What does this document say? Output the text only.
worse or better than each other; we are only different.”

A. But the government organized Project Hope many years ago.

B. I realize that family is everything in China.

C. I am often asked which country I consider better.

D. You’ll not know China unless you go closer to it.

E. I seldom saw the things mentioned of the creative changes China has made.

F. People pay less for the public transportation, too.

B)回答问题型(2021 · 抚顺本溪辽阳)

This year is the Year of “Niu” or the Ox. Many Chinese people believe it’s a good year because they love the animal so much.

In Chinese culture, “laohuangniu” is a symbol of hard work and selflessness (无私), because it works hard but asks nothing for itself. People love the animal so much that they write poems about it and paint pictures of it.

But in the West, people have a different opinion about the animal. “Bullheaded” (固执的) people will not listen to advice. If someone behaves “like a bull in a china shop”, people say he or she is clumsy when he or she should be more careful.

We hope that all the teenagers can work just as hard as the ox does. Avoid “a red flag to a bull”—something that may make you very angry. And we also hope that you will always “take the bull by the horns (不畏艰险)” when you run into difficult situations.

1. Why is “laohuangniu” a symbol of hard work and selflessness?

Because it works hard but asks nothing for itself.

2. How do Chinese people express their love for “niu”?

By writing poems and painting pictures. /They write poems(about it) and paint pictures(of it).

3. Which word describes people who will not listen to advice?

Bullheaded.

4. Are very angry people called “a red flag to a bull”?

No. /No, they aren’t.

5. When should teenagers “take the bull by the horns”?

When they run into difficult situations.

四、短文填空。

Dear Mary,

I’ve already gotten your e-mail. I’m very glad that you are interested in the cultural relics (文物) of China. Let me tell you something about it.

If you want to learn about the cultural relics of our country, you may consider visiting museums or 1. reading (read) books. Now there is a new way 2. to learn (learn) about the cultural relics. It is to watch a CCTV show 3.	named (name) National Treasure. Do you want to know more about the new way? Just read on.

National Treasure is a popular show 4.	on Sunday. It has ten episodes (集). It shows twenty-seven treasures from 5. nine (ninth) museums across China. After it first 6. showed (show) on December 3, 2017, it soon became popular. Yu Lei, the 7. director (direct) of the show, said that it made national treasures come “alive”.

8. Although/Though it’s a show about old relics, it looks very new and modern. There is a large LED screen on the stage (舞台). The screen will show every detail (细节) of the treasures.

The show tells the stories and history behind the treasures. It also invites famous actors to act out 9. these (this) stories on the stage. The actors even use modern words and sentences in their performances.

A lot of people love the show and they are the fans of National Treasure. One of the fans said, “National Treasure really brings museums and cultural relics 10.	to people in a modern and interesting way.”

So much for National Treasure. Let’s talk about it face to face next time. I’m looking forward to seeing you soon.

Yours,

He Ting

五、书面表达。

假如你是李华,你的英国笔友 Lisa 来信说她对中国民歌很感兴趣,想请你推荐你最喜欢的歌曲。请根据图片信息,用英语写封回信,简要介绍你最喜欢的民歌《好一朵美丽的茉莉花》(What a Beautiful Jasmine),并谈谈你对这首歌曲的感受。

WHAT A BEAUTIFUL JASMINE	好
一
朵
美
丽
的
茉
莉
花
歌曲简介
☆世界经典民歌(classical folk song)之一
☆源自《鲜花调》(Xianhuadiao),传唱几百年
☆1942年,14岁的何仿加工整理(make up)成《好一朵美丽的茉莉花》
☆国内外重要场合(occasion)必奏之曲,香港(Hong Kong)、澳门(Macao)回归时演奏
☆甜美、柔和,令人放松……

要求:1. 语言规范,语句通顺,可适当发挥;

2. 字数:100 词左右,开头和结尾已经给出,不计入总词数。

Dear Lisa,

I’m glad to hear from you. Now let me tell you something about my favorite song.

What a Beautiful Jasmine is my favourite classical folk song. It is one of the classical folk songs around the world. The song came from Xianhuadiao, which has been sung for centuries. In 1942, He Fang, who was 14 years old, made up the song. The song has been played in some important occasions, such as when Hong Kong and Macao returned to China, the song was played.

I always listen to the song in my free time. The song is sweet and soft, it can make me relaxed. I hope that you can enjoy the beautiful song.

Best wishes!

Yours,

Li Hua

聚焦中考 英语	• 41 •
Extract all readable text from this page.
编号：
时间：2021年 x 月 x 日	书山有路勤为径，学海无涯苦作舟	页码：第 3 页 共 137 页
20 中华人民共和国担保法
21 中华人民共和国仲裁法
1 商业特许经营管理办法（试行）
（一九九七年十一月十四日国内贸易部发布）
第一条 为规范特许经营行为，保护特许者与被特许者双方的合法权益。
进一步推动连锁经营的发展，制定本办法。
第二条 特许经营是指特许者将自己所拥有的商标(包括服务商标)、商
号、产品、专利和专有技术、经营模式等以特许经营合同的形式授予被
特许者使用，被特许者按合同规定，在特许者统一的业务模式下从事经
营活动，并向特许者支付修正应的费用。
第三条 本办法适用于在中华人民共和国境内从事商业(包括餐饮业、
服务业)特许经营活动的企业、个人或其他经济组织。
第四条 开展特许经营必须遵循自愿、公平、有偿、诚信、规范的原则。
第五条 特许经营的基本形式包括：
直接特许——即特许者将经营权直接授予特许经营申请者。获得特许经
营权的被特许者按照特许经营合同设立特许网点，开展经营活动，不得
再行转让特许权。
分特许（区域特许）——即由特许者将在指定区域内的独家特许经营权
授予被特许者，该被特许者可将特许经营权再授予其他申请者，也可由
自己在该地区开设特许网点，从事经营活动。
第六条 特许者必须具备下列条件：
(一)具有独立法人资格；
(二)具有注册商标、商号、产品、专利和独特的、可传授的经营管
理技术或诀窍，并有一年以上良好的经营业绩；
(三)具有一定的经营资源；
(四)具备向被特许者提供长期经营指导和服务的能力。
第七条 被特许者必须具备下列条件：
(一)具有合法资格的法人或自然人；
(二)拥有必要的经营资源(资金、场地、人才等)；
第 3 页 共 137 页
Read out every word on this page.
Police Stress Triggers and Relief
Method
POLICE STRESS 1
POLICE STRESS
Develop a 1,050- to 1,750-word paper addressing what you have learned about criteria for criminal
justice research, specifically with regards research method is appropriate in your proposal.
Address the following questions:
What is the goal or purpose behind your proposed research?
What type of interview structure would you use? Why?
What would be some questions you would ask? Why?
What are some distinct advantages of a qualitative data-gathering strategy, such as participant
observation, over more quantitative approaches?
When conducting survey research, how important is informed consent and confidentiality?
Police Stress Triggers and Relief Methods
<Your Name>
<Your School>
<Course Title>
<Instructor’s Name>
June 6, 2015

WORK REQUIRED:
Where a line in the entries holds the word "museums", copy that line.

RESPONSE TO THE TASK:
If you want to learn about the cultural relics of our country, you may consider visiting museums or 1. reading (read) books. Now there is a new way 2. to learn (learn) about the cultural relics. It is to watch a CCTV show 3.	named (name) National Treasure. Do you want to know more about the new way? Just read on.
National Treasure is a popular show 4.	on Sunday. It has ten episodes (集). It shows twenty-seven treasures from 5. nine (ninth) museums across China. After it first 6. showed (show) on December 3, 2017, it soon became popular. Yu Lei, the 7. director (direct) of the show, said that it made national treasures come “alive”.
A lot of people love the show and they are the fans of National Treasure. One of the fans said, “National Treasure really brings museums and cultural relics 10.	to people in a modern and interesting way.”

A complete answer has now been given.